Work instructions
Please render the data from the line holding "label-cell: REACH (mm) [68, 490, 280, 517]" through the line holding "diagram-badge-b [875, 363, 885, 373]", inclusive, as a Markdown table with a Row column for the row number and a Text column for the line, leaving out any blank lines.
────────
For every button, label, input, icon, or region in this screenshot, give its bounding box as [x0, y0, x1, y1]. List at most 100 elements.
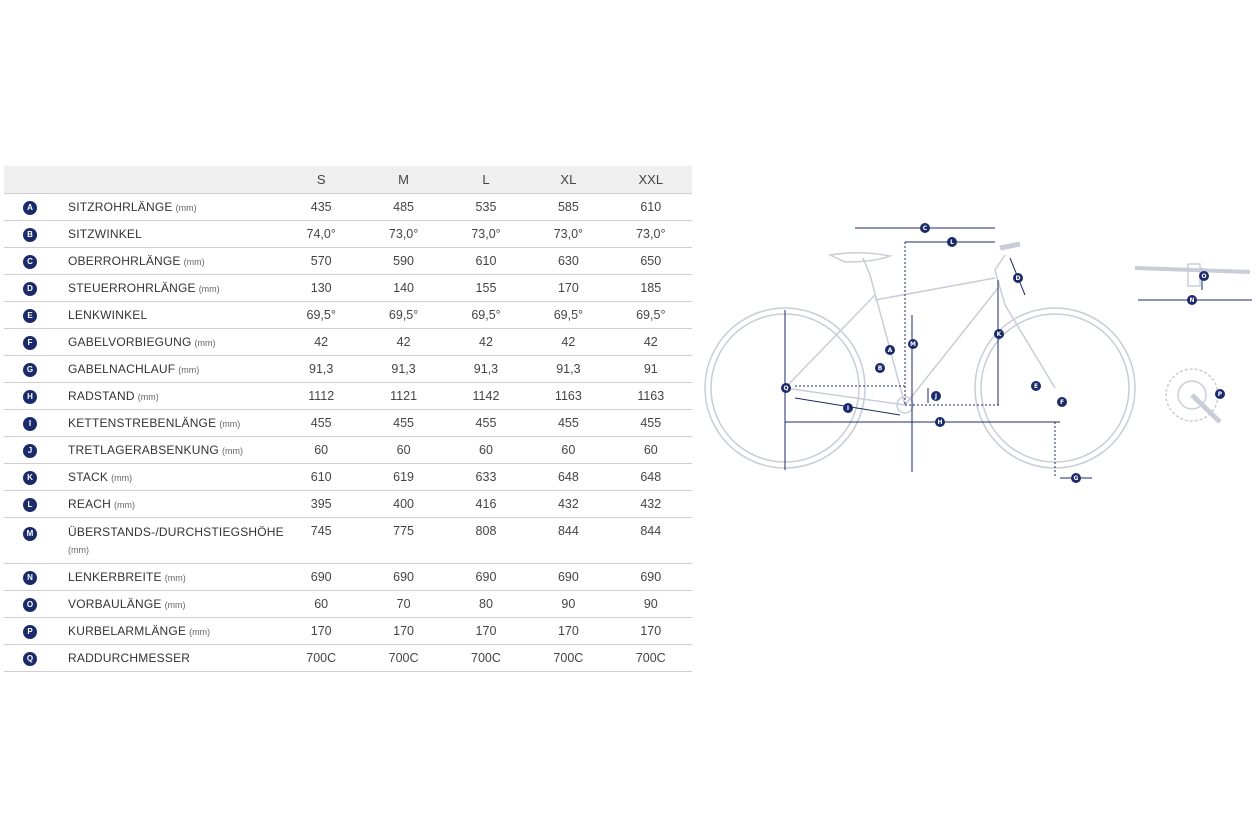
label-cell: REACH (mm) [68, 490, 280, 517]
row-label: KETTENSTREBENLÄNGE [68, 416, 217, 430]
size-value-cell: 455 [557, 415, 579, 430]
row-badge: B [23, 228, 37, 242]
seat-tube [869, 274, 906, 406]
label-cell: GABELVORBIEGUNG (mm) [68, 328, 280, 355]
table-row: C OBERROHRLÄNGE (mm) 570 590 610 630 650 [4, 247, 692, 274]
table-row: N LENKERBREITE (mm) 690 690 690 690 690 [4, 563, 692, 590]
size-value-cell: 650 [640, 253, 662, 268]
row-badge: E [23, 309, 37, 323]
label-cell: SITZROHRLÄNGE (mm) [68, 193, 280, 220]
size-value-cell: 42 [561, 334, 576, 349]
row-badge: N [23, 571, 37, 585]
row-label: GABELVORBIEGUNG [68, 335, 192, 349]
header-empty [68, 166, 280, 193]
diagram-badge-b [875, 363, 885, 373]
diagram-badge-label: H [937, 419, 942, 426]
diagram-badge-i [843, 403, 853, 413]
size-value-cell: 808 [475, 523, 497, 538]
crank-arm [1190, 393, 1222, 424]
row-badge: G [23, 363, 37, 377]
size-value-cell: 170 [310, 623, 332, 638]
label-cell: GABELNACHLAUF (mm) [68, 355, 280, 382]
size-value-cell: 185 [640, 280, 662, 295]
badge-cell: H [4, 382, 68, 409]
table-row: J TRETLAGERABSENKUNG (mm) 60 60 60 60 60 [4, 436, 692, 463]
table-header-row: S M L XL XXL [4, 166, 692, 193]
row-unit: (mm) [111, 473, 133, 483]
diagram-badge-e [1031, 381, 1041, 391]
badge-cell: O [4, 590, 68, 617]
size-value-cell: 91,3 [309, 361, 334, 376]
size-value-cell: 690 [640, 569, 662, 584]
badge-cell: M [4, 517, 68, 563]
row-label: REACH [68, 497, 112, 511]
row-badge: A [23, 201, 37, 215]
table-row: I KETTENSTREBENLÄNGE (mm) 455 455 455 455 455 [4, 409, 692, 436]
size-value-cell: 91,3 [556, 361, 581, 376]
label-cell: KETTENSTREBENLÄNGE (mm) [68, 409, 280, 436]
diagram-badge-d [1013, 273, 1023, 283]
diagram-badge-k [994, 329, 1004, 339]
label-cell: LENKERBREITE (mm) [68, 563, 280, 590]
size-value-cell: 60 [479, 442, 493, 457]
badge-cell: G [4, 355, 68, 382]
size-value-cell: 400 [393, 496, 415, 511]
size-value-cell: 1163 [637, 388, 665, 403]
row-unit: (mm) [164, 600, 186, 610]
diagram-badge-label: E [1034, 383, 1038, 390]
size-value-cell: 155 [475, 280, 497, 295]
row-label: GABELNACHLAUF [68, 362, 176, 376]
diagram-badge-h [935, 417, 945, 427]
row-badge: M [23, 526, 37, 541]
size-value-cell: 630 [557, 253, 579, 268]
size-value-cell: 1142 [472, 388, 500, 403]
badge-cell: J [4, 436, 68, 463]
row-badge: K [23, 471, 37, 485]
row-badge: D [23, 282, 37, 296]
row-label: KURBELARMLÄNGE [68, 624, 187, 638]
diagram-badge-l [947, 237, 957, 247]
size-header-s: S [316, 171, 326, 187]
badge-cell: B [4, 220, 68, 247]
diagram-badge-label: O [1201, 273, 1206, 280]
size-value-cell: 91,3 [473, 361, 499, 376]
size-value-cell: 690 [393, 569, 415, 584]
diagram-badge-f [1057, 397, 1067, 407]
diagram-badge-a [885, 345, 895, 355]
top-tube [874, 277, 996, 301]
size-value-cell: 700C [471, 650, 501, 665]
row-badge: O [23, 598, 37, 612]
diagram-badge-label: L [950, 239, 954, 246]
label-cell: TRETLAGERABSENKUNG (mm) [68, 436, 280, 463]
size-value-cell: 60 [314, 596, 329, 611]
size-value-cell: 648 [640, 469, 662, 484]
table-row: E LENKWINKEL 69,5° 69,5° 69,5° 69,5° 69,5° [4, 301, 692, 328]
row-unit: (mm) [221, 446, 243, 456]
table-row: F GABELVORBIEGUNG (mm) 42 42 42 42 42 [4, 328, 692, 355]
row-label: STEUERROHRLÄNGE [68, 281, 196, 295]
size-value-cell: 570 [310, 253, 332, 268]
size-value-cell: 485 [393, 199, 415, 214]
badge-cell: D [4, 274, 68, 301]
size-value-cell: 42 [479, 334, 493, 349]
badge-cell: C [4, 247, 68, 274]
label-cell: OBERROHRLÄNGE (mm) [68, 247, 280, 274]
size-value-cell: 73,0° [388, 226, 419, 241]
size-value-cell: 455 [640, 415, 662, 430]
size-value-cell: 1112 [308, 388, 335, 403]
row-badge: C [23, 255, 37, 269]
badge-cell: Q [4, 644, 68, 671]
row-label: VORBAULÄNGE [68, 597, 162, 611]
size-value-cell: 690 [310, 569, 332, 584]
table-row: G GABELNACHLAUF (mm) 91,3 91,3 91,3 91,3 91 [4, 355, 692, 382]
diagram-badge-j [931, 391, 941, 401]
size-value-cell: 610 [475, 253, 497, 268]
row-unit: (mm) [194, 338, 216, 348]
size-value-cell: 844 [640, 523, 662, 538]
diagram-badge-q [781, 383, 791, 393]
row-label: LENKWINKEL [68, 308, 148, 322]
row-unit: (mm) [68, 544, 89, 555]
seatstay [784, 294, 876, 389]
size-value-cell: 60 [396, 442, 411, 457]
diagram-badge-label: F [1060, 399, 1064, 406]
────────
Reply to the task
| Row | Text |
|---|---|
| 1 | label-cell: REACH (mm) [68, 490, 280, 517] |
| 2 | row-label: KETTENSTREBENLÄNGE [68, 416, 217, 430] |
| 3 | size-value-cell: 455 [557, 415, 579, 430] |
| 4 | row-badge: B [23, 228, 37, 242] |
| 5 | seat-tube [869, 274, 906, 406] |
| 6 | label-cell: GABELVORBIEGUNG (mm) [68, 328, 280, 355] |
| 7 | table-row: C OBERROHRLÄNGE (mm) 570 590 610 630 650 [4, 247, 692, 274] |
| 8 | table-row: N LENKERBREITE (mm) 690 690 690 690 690 [4, 563, 692, 590] |
| 9 | size-value-cell: 650 [640, 253, 662, 268] |
| 10 | row-badge: E [23, 309, 37, 323] |
| 11 | label-cell: SITZROHRLÄNGE (mm) [68, 193, 280, 220] |
| 12 | size-value-cell: 42 [561, 334, 576, 349] |
| 13 | row-badge: N [23, 571, 37, 585] |
| 14 | row-label: GABELVORBIEGUNG [68, 335, 192, 349] |
| 15 | header-empty [68, 166, 280, 193] |
| 16 | diagram-badge-b [875, 363, 885, 373] |